[Entries from a dataset]
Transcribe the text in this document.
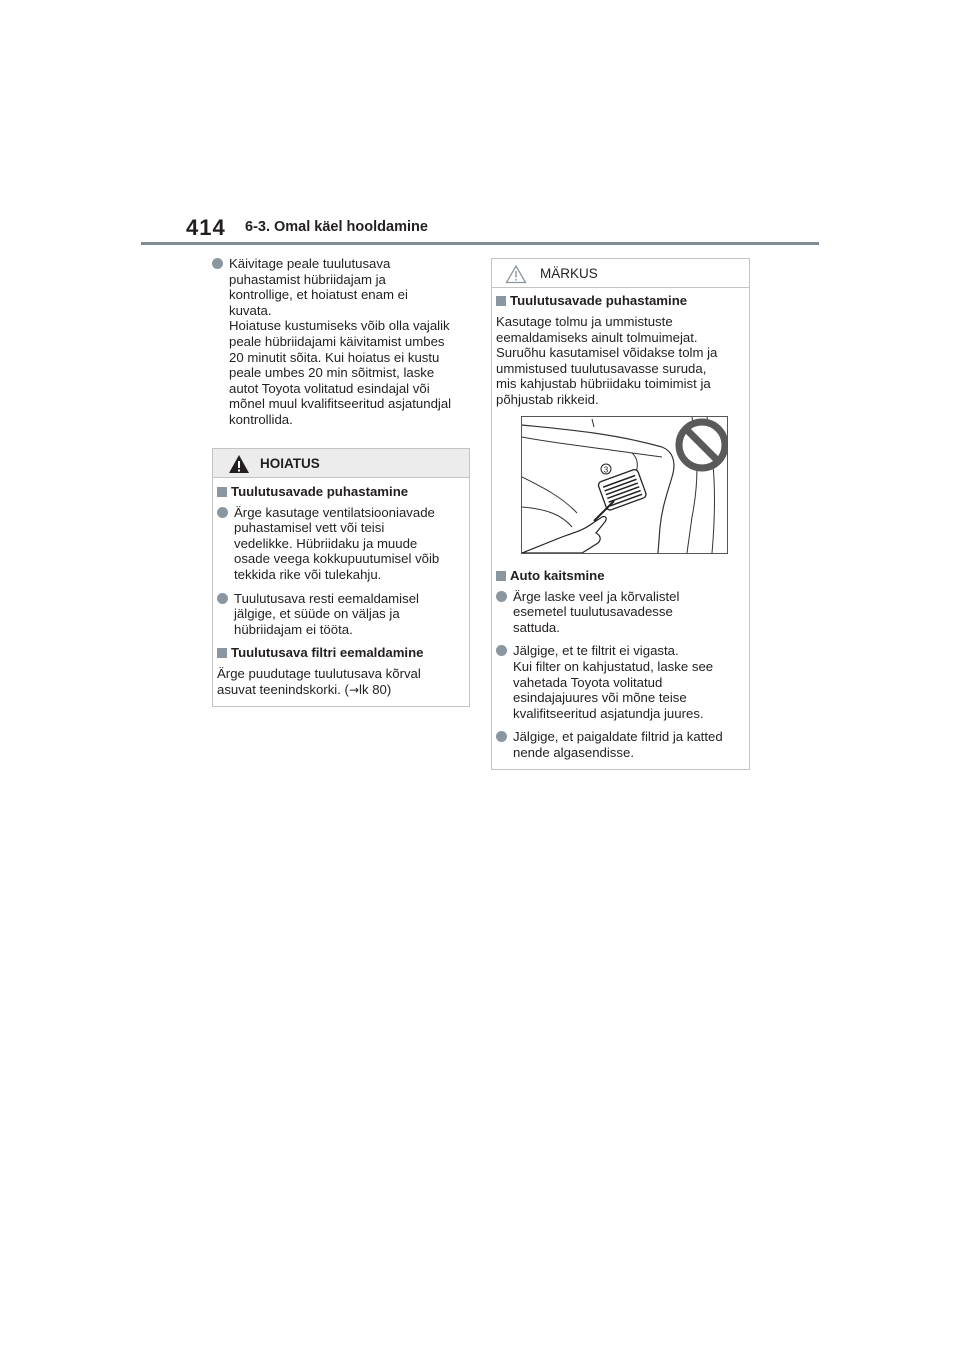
414 6-3. Omal käel hooldamine
Käivitage peale tuulutusava
puhastamist hübriidajam ja
kontrollige, et hoiatust enam ei
kuvata.
Hoiatuse kustumiseks võib olla vajalik
peale hübriidajami käivitamist umbes
20 minutit sõita. Kui hoiatus ei kustu
peale umbes 20 min sõitmist, laske
autot Toyota volitatud esindajal või
mõnel muul kvalifitseeritud asjatundjal
kontrollida.
HOIATUS
Tuulutusavade puhastamine
Ärge kasutage ventilatsiooniavade
puhastamisel vett või teisi
vedelikke. Hübriidaku ja muude
osade veega kokkupuutumisel võib
tekkida rike või tulekahju.
Tuulutusava resti eemaldamisel
jälgige, et süüde on väljas ja
hübriidajam ei tööta.
Tuulutusava filtri eemaldamine
Ärge puudutage tuulutusava kõrval
asuvat teenindskorki. (→lk 80)
MÄRKUS
Tuulutusavade puhastamine
Kasutage tolmu ja ummistuste
eemaldamiseks ainult tolmuimejat.
Suruõhu kasutamisel võidakse tolm ja
ummistused tuulutusavasse suruda,
mis kahjustab hübriidaku toimimist ja
põhjustab rikkeid.
3
Auto kaitsmine
Ärge laske veel ja kõrvalistel
esemetel tuulutusavadesse
sattuda.
Jälgige, et te filtrit ei vigasta.
Kui filter on kahjustatud, laske see
vahetada Toyota volitatud
esindajajuures või mõne teise
kvalifitseeritud asjatundja juures.
Jälgige, et paigaldate filtrid ja katted
nende algasendisse.
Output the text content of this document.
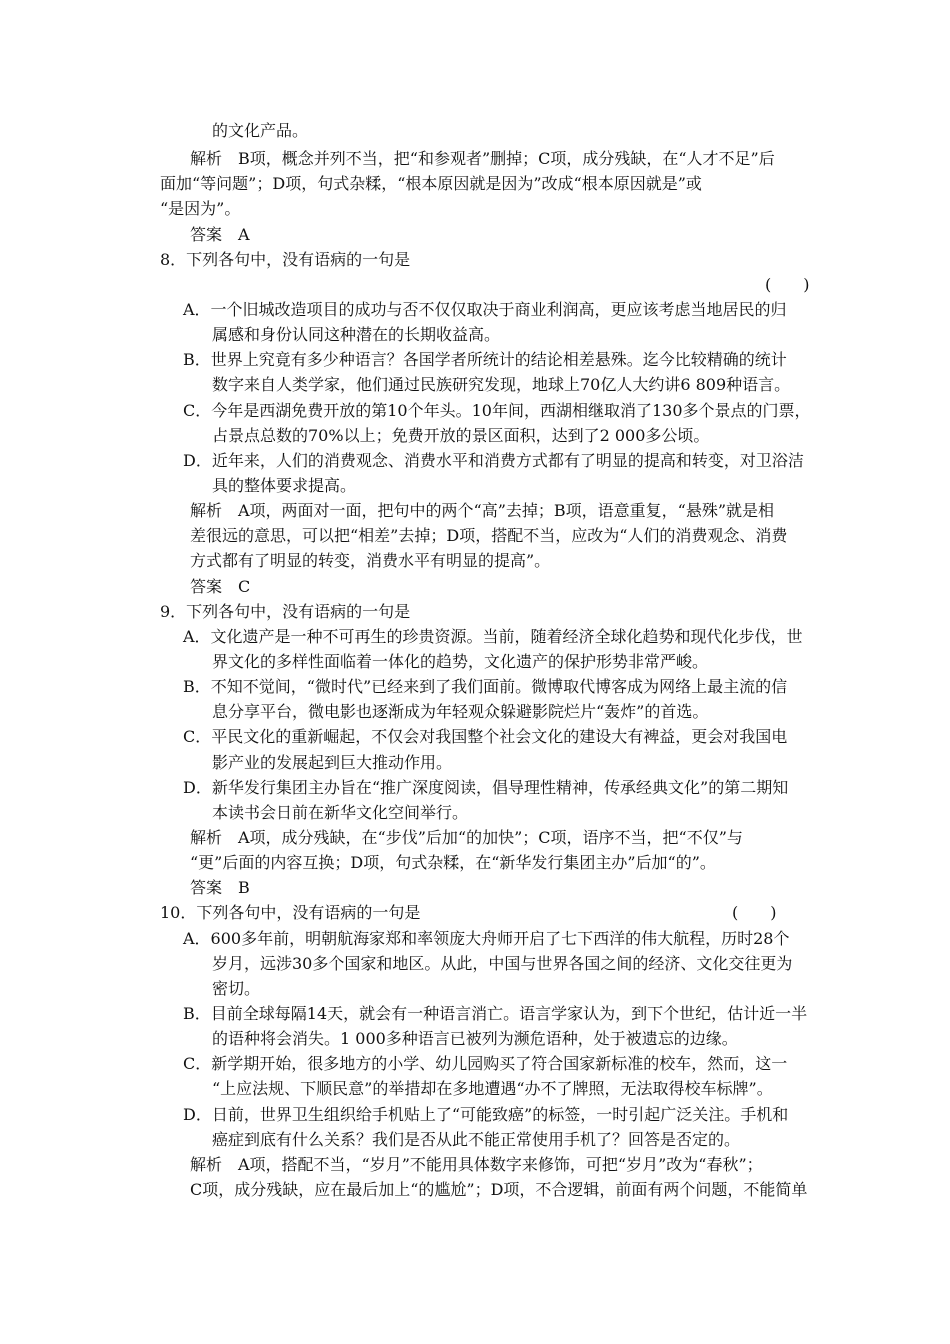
的文化产品。
解析　B项，概念并列不当，把“和参观者”删掉；C项，成分残缺，在“人才不足”后
面加“等问题”；D项，句式杂糅，“根本原因就是因为”改成“根本原因就是”或
“是因为”。
答案　A
8．下列各句中，没有语病的一句是
(　　)
A．一个旧城改造项目的成功与否不仅仅取决于商业利润高，更应该考虑当地居民的归
属感和身份认同这种潜在的长期收益高。
B．世界上究竟有多少种语言？各国学者所统计的结论相差悬殊。迄今比较精确的统计
数字来自人类学家，他们通过民族研究发现，地球上70亿人大约讲6 809种语言。
C．今年是西湖免费开放的第10个年头。10年间，西湖相继取消了130多个景点的门票，
占景点总数的70%以上；免费开放的景区面积，达到了2 000多公顷。
D．近年来，人们的消费观念、消费水平和消费方式都有了明显的提高和转变，对卫浴洁
具的整体要求提高。
解析　A项，两面对一面，把句中的两个“高”去掉；B项，语意重复，“悬殊”就是相
差很远的意思，可以把“相差”去掉；D项，搭配不当，应改为“人们的消费观念、消费
方式都有了明显的转变，消费水平有明显的提高”。
答案　C
9．下列各句中，没有语病的一句是
A．文化遗产是一种不可再生的珍贵资源。当前，随着经济全球化趋势和现代化步伐，世
界文化的多样性面临着一体化的趋势，文化遗产的保护形势非常严峻。
B．不知不觉间，“微时代”已经来到了我们面前。微博取代博客成为网络上最主流的信
息分享平台，微电影也逐渐成为年轻观众躲避影院烂片“轰炸”的首选。
C．平民文化的重新崛起，不仅会对我国整个社会文化的建设大有裨益，更会对我国电
影产业的发展起到巨大推动作用。
D．新华发行集团主办旨在“推广深度阅读，倡导理性精神，传承经典文化”的第二期知
本读书会日前在新华文化空间举行。
解析　A项，成分残缺，在“步伐”后加“的加快”；C项，语序不当，把“不仅”与
“更”后面的内容互换；D项，句式杂糅，在“新华发行集团主办”后加“的”。
答案　B
10．下列各句中，没有语病的一句是	(　　)
A．600多年前，明朝航海家郑和率领庞大舟师开启了七下西洋的伟大航程，历时28个
岁月，远涉30多个国家和地区。从此，中国与世界各国之间的经济、文化交往更为
密切。
B．目前全球每隔14天，就会有一种语言消亡。语言学家认为，到下个世纪，估计近一半
的语种将会消失。1 000多种语言已被列为濒危语种，处于被遗忘的边缘。
C．新学期开始，很多地方的小学、幼儿园购买了符合国家新标准的校车，然而，这一
“上应法规、下顺民意”的举措却在多地遭遇“办不了牌照，无法取得校车标牌”。
D．日前，世界卫生组织给手机贴上了“可能致癌”的标签，一时引起广泛关注。手机和
癌症到底有什么关系？我们是否从此不能正常使用手机了？回答是否定的。
解析　A项，搭配不当，“岁月”不能用具体数字来修饰，可把“岁月”改为“春秋”；
C项，成分残缺，应在最后加上“的尴尬”；D项，不合逻辑，前面有两个问题，不能简单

Directive » Return each line of the data, keeping its wording exact and omitting pictures.

Reply to the task »
Transcribe the text in this document.
414 6-3. Omal käel hooldamine
Käivitage peale tuulutusava
puhastamist hübriidajam ja
kontrollige, et hoiatust enam ei
kuvata.
Hoiatuse kustumiseks võib olla vajalik
peale hübriidajami käivitamist umbes
20 minutit sõita. Kui hoiatus ei kustu
peale umbes 20 min sõitmist, laske
autot Toyota volitatud esindajal või
mõnel muul kvalifitseeritud asjatundjal
kontrollida.
HOIATUS
Tuulutusavade puhastamine
Ärge kasutage ventilatsiooniavade
puhastamisel vett või teisi
vedelikke. Hübriidaku ja muude
osade veega kokkupuutumisel võib
tekkida rike või tulekahju.
Tuulutusava resti eemaldamisel
jälgige, et süüde on väljas ja
hübriidajam ei tööta.
Tuulutusava filtri eemaldamine
Ärge puudutage tuulutusava kõrval
asuvat teenindskorki. (→lk 80)
MÄRKUS
Tuulutusavade puhastamine
Kasutage tolmu ja ummistuste
eemaldamiseks ainult tolmuimejat.
Suruõhu kasutamisel võidakse tolm ja
ummistused tuulutusavasse suruda,
mis kahjustab hübriidaku toimimist ja
põhjustab rikkeid.
3
Auto kaitsmine
Ärge laske veel ja kõrvalistel
esemetel tuulutusavadesse
sattuda.
Jälgige, et te filtrit ei vigasta.
Kui filter on kahjustatud, laske see
vahetada Toyota volitatud
esindajajuures või mõne teise
kvalifitseeritud asjatundja juures.
Jälgige, et paigaldate filtrid ja katted
nende algasendisse.
Output the text content of this document.
的文化产品。
解析　B项，概念并列不当，把“和参观者”删掉；C项，成分残缺，在“人才不足”后
面加“等问题”；D项，句式杂糅，“根本原因就是因为”改成“根本原因就是”或
“是因为”。
答案　A
8．下列各句中，没有语病的一句是
(　　)
A．一个旧城改造项目的成功与否不仅仅取决于商业利润高，更应该考虑当地居民的归
属感和身份认同这种潜在的长期收益高。
B．世界上究竟有多少种语言？各国学者所统计的结论相差悬殊。迄今比较精确的统计
数字来自人类学家，他们通过民族研究发现，地球上70亿人大约讲6 809种语言。
C．今年是西湖免费开放的第10个年头。10年间，西湖相继取消了130多个景点的门票，
占景点总数的70%以上；免费开放的景区面积，达到了2 000多公顷。
D．近年来，人们的消费观念、消费水平和消费方式都有了明显的提高和转变，对卫浴洁
具的整体要求提高。
解析　A项，两面对一面，把句中的两个“高”去掉；B项，语意重复，“悬殊”就是相
差很远的意思，可以把“相差”去掉；D项，搭配不当，应改为“人们的消费观念、消费
方式都有了明显的转变，消费水平有明显的提高”。
答案　C
9．下列各句中，没有语病的一句是
A．文化遗产是一种不可再生的珍贵资源。当前，随着经济全球化趋势和现代化步伐，世
界文化的多样性面临着一体化的趋势，文化遗产的保护形势非常严峻。
B．不知不觉间，“微时代”已经来到了我们面前。微博取代博客成为网络上最主流的信
息分享平台，微电影也逐渐成为年轻观众躲避影院烂片“轰炸”的首选。
C．平民文化的重新崛起，不仅会对我国整个社会文化的建设大有裨益，更会对我国电
影产业的发展起到巨大推动作用。
D．新华发行集团主办旨在“推广深度阅读，倡导理性精神，传承经典文化”的第二期知
本读书会日前在新华文化空间举行。
解析　A项，成分残缺，在“步伐”后加“的加快”；C项，语序不当，把“不仅”与
“更”后面的内容互换；D项，句式杂糅，在“新华发行集团主办”后加“的”。
答案　B
10．下列各句中，没有语病的一句是	(　　)
A．600多年前，明朝航海家郑和率领庞大舟师开启了七下西洋的伟大航程，历时28个
岁月，远涉30多个国家和地区。从此，中国与世界各国之间的经济、文化交往更为
密切。
B．目前全球每隔14天，就会有一种语言消亡。语言学家认为，到下个世纪，估计近一半
的语种将会消失。1 000多种语言已被列为濒危语种，处于被遗忘的边缘。
C．新学期开始，很多地方的小学、幼儿园购买了符合国家新标准的校车，然而，这一
“上应法规、下顺民意”的举措却在多地遭遇“办不了牌照，无法取得校车标牌”。
D．日前，世界卫生组织给手机贴上了“可能致癌”的标签，一时引起广泛关注。手机和
癌症到底有什么关系？我们是否从此不能正常使用手机了？回答是否定的。
解析　A项，搭配不当，“岁月”不能用具体数字来修饰，可把“岁月”改为“春秋”；
C项，成分残缺，应在最后加上“的尴尬”；D项，不合逻辑，前面有两个问题，不能简单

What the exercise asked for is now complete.